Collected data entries
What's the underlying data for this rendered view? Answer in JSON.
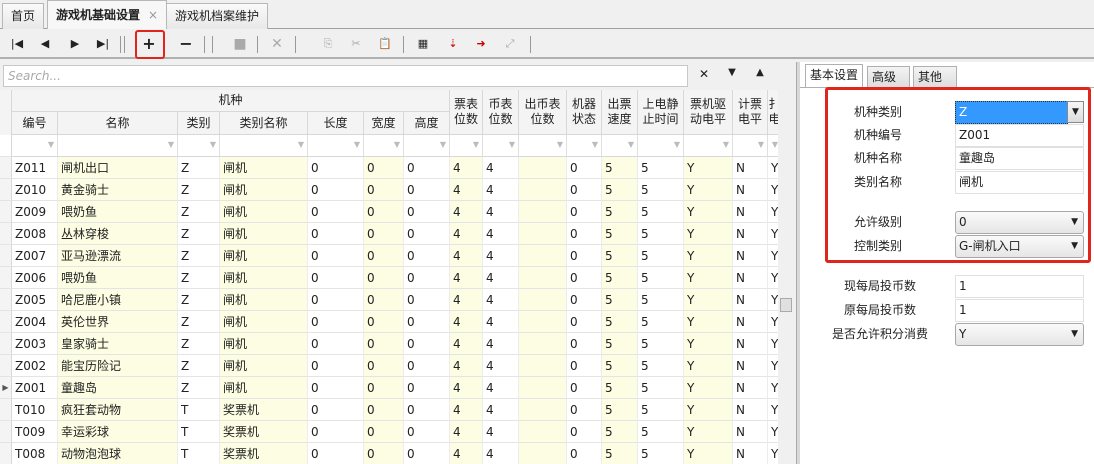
{
  "tabs": [
    {
      "label": "首页"
    },
    {
      "label": "游戏机基础设置",
      "close": "×"
    },
    {
      "label": "游戏机档案维护"
    }
  ],
  "search": {
    "placeholder": "Search..."
  },
  "search_buttons": {
    "clear": "✕",
    "down": "🡇",
    "up": "🡅"
  },
  "grid": {
    "group_header": "机种",
    "columns": [
      "编号",
      "名称",
      "类别",
      "类别名称",
      "长度",
      "宽度",
      "高度",
      "票表\n位数",
      "币表\n位数",
      "出币表\n位数",
      "机器\n状态",
      "出票\n速度",
      "上电静\n止时间",
      "票机驱\n动电平",
      "计票\n电平",
      "扌\n电"
    ],
    "rows": [
      [
        "Z011",
        "闸机出口",
        "Z",
        "闸机",
        "0",
        "0",
        "0",
        "4",
        "4",
        "",
        "0",
        "5",
        "5",
        "Y",
        "N",
        "Y"
      ],
      [
        "Z010",
        "黄金骑士",
        "Z",
        "闸机",
        "0",
        "0",
        "0",
        "4",
        "4",
        "",
        "0",
        "5",
        "5",
        "Y",
        "N",
        "Y"
      ],
      [
        "Z009",
        "喂奶鱼",
        "Z",
        "闸机",
        "0",
        "0",
        "0",
        "4",
        "4",
        "",
        "0",
        "5",
        "5",
        "Y",
        "N",
        "Y"
      ],
      [
        "Z008",
        "丛林穿梭",
        "Z",
        "闸机",
        "0",
        "0",
        "0",
        "4",
        "4",
        "",
        "0",
        "5",
        "5",
        "Y",
        "N",
        "Y"
      ],
      [
        "Z007",
        "亚马逊漂流",
        "Z",
        "闸机",
        "0",
        "0",
        "0",
        "4",
        "4",
        "",
        "0",
        "5",
        "5",
        "Y",
        "N",
        "Y"
      ],
      [
        "Z006",
        "喂奶鱼",
        "Z",
        "闸机",
        "0",
        "0",
        "0",
        "4",
        "4",
        "",
        "0",
        "5",
        "5",
        "Y",
        "N",
        "Y"
      ],
      [
        "Z005",
        "哈尼鹿小镇",
        "Z",
        "闸机",
        "0",
        "0",
        "0",
        "4",
        "4",
        "",
        "0",
        "5",
        "5",
        "Y",
        "N",
        "Y"
      ],
      [
        "Z004",
        "英伦世界",
        "Z",
        "闸机",
        "0",
        "0",
        "0",
        "4",
        "4",
        "",
        "0",
        "5",
        "5",
        "Y",
        "N",
        "Y"
      ],
      [
        "Z003",
        "皇家骑士",
        "Z",
        "闸机",
        "0",
        "0",
        "0",
        "4",
        "4",
        "",
        "0",
        "5",
        "5",
        "Y",
        "N",
        "Y"
      ],
      [
        "Z002",
        "能宝历险记",
        "Z",
        "闸机",
        "0",
        "0",
        "0",
        "4",
        "4",
        "",
        "0",
        "5",
        "5",
        "Y",
        "N",
        "Y"
      ],
      [
        "Z001",
        "童趣岛",
        "Z",
        "闸机",
        "0",
        "0",
        "0",
        "4",
        "4",
        "",
        "0",
        "5",
        "5",
        "Y",
        "N",
        "Y"
      ],
      [
        "T010",
        "疯狂套动物",
        "T",
        "奖票机",
        "0",
        "0",
        "0",
        "4",
        "4",
        "",
        "0",
        "5",
        "5",
        "Y",
        "N",
        "Y"
      ],
      [
        "T009",
        "幸运彩球",
        "T",
        "奖票机",
        "0",
        "0",
        "0",
        "4",
        "4",
        "",
        "0",
        "5",
        "5",
        "Y",
        "N",
        "Y"
      ],
      [
        "T008",
        "动物泡泡球",
        "T",
        "奖票机",
        "0",
        "0",
        "0",
        "4",
        "4",
        "",
        "0",
        "5",
        "5",
        "Y",
        "N",
        "Y"
      ]
    ],
    "current_row": 10
  },
  "panel": {
    "tabs": [
      "基本设置",
      "高级",
      "其他"
    ],
    "fields": [
      {
        "label": "机种类别",
        "value": "Z"
      },
      {
        "label": "机种编号",
        "value": "Z001"
      },
      {
        "label": "机种名称",
        "value": "童趣岛"
      },
      {
        "label": "类别名称",
        "value": "闸机"
      },
      {
        "label": "允许级别",
        "value": "0"
      },
      {
        "label": "控制类别",
        "value": "G-闸机入口"
      },
      {
        "label": "现每局投币数",
        "value": "1"
      },
      {
        "label": "原每局投币数",
        "value": "1"
      },
      {
        "label": "是否允许积分消费",
        "value": "Y"
      }
    ]
  },
  "accent_color": "#e0251b"
}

What is asked
For the data above, state only how many lines include the word "value".

Result
9